■ WORK TO BE COMPLETED ■
Type out the material below exactly.

Lines of data
- - -
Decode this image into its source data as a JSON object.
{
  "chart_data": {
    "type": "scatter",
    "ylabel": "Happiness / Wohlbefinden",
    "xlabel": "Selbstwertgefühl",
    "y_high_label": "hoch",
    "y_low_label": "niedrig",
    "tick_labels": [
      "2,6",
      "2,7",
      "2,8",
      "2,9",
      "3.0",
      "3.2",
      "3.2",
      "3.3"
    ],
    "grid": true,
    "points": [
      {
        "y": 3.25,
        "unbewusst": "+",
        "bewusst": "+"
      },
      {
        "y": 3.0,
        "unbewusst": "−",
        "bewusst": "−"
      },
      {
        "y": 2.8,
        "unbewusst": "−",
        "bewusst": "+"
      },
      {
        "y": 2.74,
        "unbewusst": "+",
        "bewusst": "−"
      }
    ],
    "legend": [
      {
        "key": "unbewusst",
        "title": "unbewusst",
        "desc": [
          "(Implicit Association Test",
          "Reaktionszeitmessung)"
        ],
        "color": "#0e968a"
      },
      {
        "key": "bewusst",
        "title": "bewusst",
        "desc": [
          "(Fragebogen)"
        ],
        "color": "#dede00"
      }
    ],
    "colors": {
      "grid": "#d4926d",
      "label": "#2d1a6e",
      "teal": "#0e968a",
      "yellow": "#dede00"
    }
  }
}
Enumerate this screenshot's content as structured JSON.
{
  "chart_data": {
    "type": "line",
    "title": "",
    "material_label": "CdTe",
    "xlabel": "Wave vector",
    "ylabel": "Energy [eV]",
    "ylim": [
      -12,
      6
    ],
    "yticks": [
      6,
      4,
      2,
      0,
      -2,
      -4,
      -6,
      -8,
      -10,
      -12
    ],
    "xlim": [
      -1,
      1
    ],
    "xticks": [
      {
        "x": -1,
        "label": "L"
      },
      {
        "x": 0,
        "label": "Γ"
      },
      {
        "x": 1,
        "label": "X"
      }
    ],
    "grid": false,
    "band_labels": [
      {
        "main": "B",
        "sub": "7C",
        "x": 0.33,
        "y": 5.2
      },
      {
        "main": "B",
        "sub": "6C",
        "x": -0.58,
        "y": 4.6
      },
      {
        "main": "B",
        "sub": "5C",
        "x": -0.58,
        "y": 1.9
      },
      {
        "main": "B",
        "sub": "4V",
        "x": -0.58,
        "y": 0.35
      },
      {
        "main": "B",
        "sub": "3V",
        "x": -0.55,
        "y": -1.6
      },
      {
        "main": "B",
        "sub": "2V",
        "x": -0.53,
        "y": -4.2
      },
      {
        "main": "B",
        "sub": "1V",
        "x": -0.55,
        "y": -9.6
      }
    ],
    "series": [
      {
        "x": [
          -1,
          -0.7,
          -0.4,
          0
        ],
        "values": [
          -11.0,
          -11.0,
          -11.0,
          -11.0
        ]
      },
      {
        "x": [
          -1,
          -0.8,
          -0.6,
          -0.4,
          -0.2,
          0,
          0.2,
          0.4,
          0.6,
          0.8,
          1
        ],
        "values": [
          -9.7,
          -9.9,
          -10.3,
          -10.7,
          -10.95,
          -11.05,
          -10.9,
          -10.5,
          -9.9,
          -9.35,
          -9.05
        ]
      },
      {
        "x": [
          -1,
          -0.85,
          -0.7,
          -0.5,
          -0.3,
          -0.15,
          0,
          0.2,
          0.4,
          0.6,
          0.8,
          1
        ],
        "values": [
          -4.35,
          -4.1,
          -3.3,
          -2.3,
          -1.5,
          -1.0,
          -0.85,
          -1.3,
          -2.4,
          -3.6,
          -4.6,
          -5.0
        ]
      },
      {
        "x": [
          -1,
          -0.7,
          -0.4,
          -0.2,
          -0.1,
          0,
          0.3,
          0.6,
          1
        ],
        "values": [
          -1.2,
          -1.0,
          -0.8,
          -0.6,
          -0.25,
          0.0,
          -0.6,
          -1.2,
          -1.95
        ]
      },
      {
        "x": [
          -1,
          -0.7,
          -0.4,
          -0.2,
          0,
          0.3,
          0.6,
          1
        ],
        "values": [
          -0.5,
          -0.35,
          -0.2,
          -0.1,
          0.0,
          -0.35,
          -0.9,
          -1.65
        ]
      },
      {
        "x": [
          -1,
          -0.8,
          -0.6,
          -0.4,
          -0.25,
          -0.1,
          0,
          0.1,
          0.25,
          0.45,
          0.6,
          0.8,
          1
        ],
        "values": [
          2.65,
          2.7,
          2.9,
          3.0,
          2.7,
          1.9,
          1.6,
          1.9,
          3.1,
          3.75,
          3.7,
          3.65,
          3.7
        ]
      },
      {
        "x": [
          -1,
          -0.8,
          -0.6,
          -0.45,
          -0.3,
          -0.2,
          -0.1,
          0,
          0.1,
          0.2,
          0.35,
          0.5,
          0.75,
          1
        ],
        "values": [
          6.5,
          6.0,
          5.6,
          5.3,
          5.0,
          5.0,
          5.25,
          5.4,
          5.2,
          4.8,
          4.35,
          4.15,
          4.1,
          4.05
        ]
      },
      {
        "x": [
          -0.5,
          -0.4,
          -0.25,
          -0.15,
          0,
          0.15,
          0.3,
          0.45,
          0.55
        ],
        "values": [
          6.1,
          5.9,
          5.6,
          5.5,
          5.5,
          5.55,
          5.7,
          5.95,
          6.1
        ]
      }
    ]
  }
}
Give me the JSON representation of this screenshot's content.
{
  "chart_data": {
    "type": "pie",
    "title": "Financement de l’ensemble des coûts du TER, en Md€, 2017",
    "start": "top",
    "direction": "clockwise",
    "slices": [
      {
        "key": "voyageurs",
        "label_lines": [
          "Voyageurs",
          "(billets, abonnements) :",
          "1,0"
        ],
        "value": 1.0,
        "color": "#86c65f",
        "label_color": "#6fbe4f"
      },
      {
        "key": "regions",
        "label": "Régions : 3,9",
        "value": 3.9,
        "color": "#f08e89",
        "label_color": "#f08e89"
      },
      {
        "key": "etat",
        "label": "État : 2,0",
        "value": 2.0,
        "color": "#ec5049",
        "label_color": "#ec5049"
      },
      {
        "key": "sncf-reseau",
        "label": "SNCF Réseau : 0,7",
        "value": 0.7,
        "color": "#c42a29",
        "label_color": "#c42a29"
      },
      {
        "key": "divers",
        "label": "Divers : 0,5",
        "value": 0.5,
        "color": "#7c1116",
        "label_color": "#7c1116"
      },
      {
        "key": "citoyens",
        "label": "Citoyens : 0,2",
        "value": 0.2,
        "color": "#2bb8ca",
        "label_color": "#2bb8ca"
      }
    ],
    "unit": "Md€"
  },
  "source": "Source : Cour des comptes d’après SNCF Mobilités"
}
- - -
■ RESPONSE ■
Decode this image into its source data as a JSON object.
{
  "chart_data": {
    "type": "scatter",
    "ylabel": "Happiness / Wohlbefinden",
    "xlabel": "Selbstwertgefühl",
    "y_high_label": "hoch",
    "y_low_label": "niedrig",
    "tick_labels": [
      "2,6",
      "2,7",
      "2,8",
      "2,9",
      "3.0",
      "3.2",
      "3.2",
      "3.3"
    ],
    "grid": true,
    "points": [
      {
        "y": 3.25,
        "unbewusst": "+",
        "bewusst": "+"
      },
      {
        "y": 3.0,
        "unbewusst": "−",
        "bewusst": "−"
      },
      {
        "y": 2.8,
        "unbewusst": "−",
        "bewusst": "+"
      },
      {
        "y": 2.74,
        "unbewusst": "+",
        "bewusst": "−"
      }
    ],
    "legend": [
      {
        "key": "unbewusst",
        "title": "unbewusst",
        "desc": [
          "(Implicit Association Test",
          "Reaktionszeitmessung)"
        ],
        "color": "#0e968a"
      },
      {
        "key": "bewusst",
        "title": "bewusst",
        "desc": [
          "(Fragebogen)"
        ],
        "color": "#dede00"
      }
    ],
    "colors": {
      "grid": "#d4926d",
      "label": "#2d1a6e",
      "teal": "#0e968a",
      "yellow": "#dede00"
    }
  }
}
Enumerate this screenshot's content as structured JSON.
{
  "chart_data": {
    "type": "line",
    "title": "",
    "material_label": "CdTe",
    "xlabel": "Wave vector",
    "ylabel": "Energy [eV]",
    "ylim": [
      -12,
      6
    ],
    "yticks": [
      6,
      4,
      2,
      0,
      -2,
      -4,
      -6,
      -8,
      -10,
      -12
    ],
    "xlim": [
      -1,
      1
    ],
    "xticks": [
      {
        "x": -1,
        "label": "L"
      },
      {
        "x": 0,
        "label": "Γ"
      },
      {
        "x": 1,
        "label": "X"
      }
    ],
    "grid": false,
    "band_labels": [
      {
        "main": "B",
        "sub": "7C",
        "x": 0.33,
        "y": 5.2
      },
      {
        "main": "B",
        "sub": "6C",
        "x": -0.58,
        "y": 4.6
      },
      {
        "main": "B",
        "sub": "5C",
        "x": -0.58,
        "y": 1.9
      },
      {
        "main": "B",
        "sub": "4V",
        "x": -0.58,
        "y": 0.35
      },
      {
        "main": "B",
        "sub": "3V",
        "x": -0.55,
        "y": -1.6
      },
      {
        "main": "B",
        "sub": "2V",
        "x": -0.53,
        "y": -4.2
      },
      {
        "main": "B",
        "sub": "1V",
        "x": -0.55,
        "y": -9.6
      }
    ],
    "series": [
      {
        "x": [
          -1,
          -0.7,
          -0.4,
          0
        ],
        "values": [
          -11.0,
          -11.0,
          -11.0,
          -11.0
        ]
      },
      {
        "x": [
          -1,
          -0.8,
          -0.6,
          -0.4,
          -0.2,
          0,
          0.2,
          0.4,
          0.6,
          0.8,
          1
        ],
        "values": [
          -9.7,
          -9.9,
          -10.3,
          -10.7,
          -10.95,
          -11.05,
          -10.9,
          -10.5,
          -9.9,
          -9.35,
          -9.05
        ]
      },
      {
        "x": [
          -1,
          -0.85,
          -0.7,
          -0.5,
          -0.3,
          -0.15,
          0,
          0.2,
          0.4,
          0.6,
          0.8,
          1
        ],
        "values": [
          -4.35,
          -4.1,
          -3.3,
          -2.3,
          -1.5,
          -1.0,
          -0.85,
          -1.3,
          -2.4,
          -3.6,
          -4.6,
          -5.0
        ]
      },
      {
        "x": [
          -1,
          -0.7,
          -0.4,
          -0.2,
          -0.1,
          0,
          0.3,
          0.6,
          1
        ],
        "values": [
          -1.2,
          -1.0,
          -0.8,
          -0.6,
          -0.25,
          0.0,
          -0.6,
          -1.2,
          -1.95
        ]
      },
      {
        "x": [
          -1,
          -0.7,
          -0.4,
          -0.2,
          0,
          0.3,
          0.6,
          1
        ],
        "values": [
          -0.5,
          -0.35,
          -0.2,
          -0.1,
          0.0,
          -0.35,
          -0.9,
          -1.65
        ]
      },
      {
        "x": [
          -1,
          -0.8,
          -0.6,
          -0.4,
          -0.25,
          -0.1,
          0,
          0.1,
          0.25,
          0.45,
          0.6,
          0.8,
          1
        ],
        "values": [
          2.65,
          2.7,
          2.9,
          3.0,
          2.7,
          1.9,
          1.6,
          1.9,
          3.1,
          3.75,
          3.7,
          3.65,
          3.7
        ]
      },
      {
        "x": [
          -1,
          -0.8,
          -0.6,
          -0.45,
          -0.3,
          -0.2,
          -0.1,
          0,
          0.1,
          0.2,
          0.35,
          0.5,
          0.75,
          1
        ],
        "values": [
          6.5,
          6.0,
          5.6,
          5.3,
          5.0,
          5.0,
          5.25,
          5.4,
          5.2,
          4.8,
          4.35,
          4.15,
          4.1,
          4.05
        ]
      },
      {
        "x": [
          -0.5,
          -0.4,
          -0.25,
          -0.15,
          0,
          0.15,
          0.3,
          0.45,
          0.55
        ],
        "values": [
          6.1,
          5.9,
          5.6,
          5.5,
          5.5,
          5.55,
          5.7,
          5.95,
          6.1
        ]
      }
    ]
  }
}
Give me the JSON representation of this screenshot's content.
{
  "chart_data": {
    "type": "pie",
    "title": "Financement de l’ensemble des coûts du TER, en Md€, 2017",
    "start": "top",
    "direction": "clockwise",
    "slices": [
      {
        "key": "voyageurs",
        "label_lines": [
          "Voyageurs",
          "(billets, abonnements) :",
          "1,0"
        ],
        "value": 1.0,
        "color": "#86c65f",
        "label_color": "#6fbe4f"
      },
      {
        "key": "regions",
        "label": "Régions : 3,9",
        "value": 3.9,
        "color": "#f08e89",
        "label_color": "#f08e89"
      },
      {
        "key": "etat",
        "label": "État : 2,0",
        "value": 2.0,
        "color": "#ec5049",
        "label_color": "#ec5049"
      },
      {
        "key": "sncf-reseau",
        "label": "SNCF Réseau : 0,7",
        "value": 0.7,
        "color": "#c42a29",
        "label_color": "#c42a29"
      },
      {
        "key": "divers",
        "label": "Divers : 0,5",
        "value": 0.5,
        "color": "#7c1116",
        "label_color": "#7c1116"
      },
      {
        "key": "citoyens",
        "label": "Citoyens : 0,2",
        "value": 0.2,
        "color": "#2bb8ca",
        "label_color": "#2bb8ca"
      }
    ],
    "unit": "Md€"
  },
  "source": "Source : Cour des comptes d’après SNCF Mobilités"
}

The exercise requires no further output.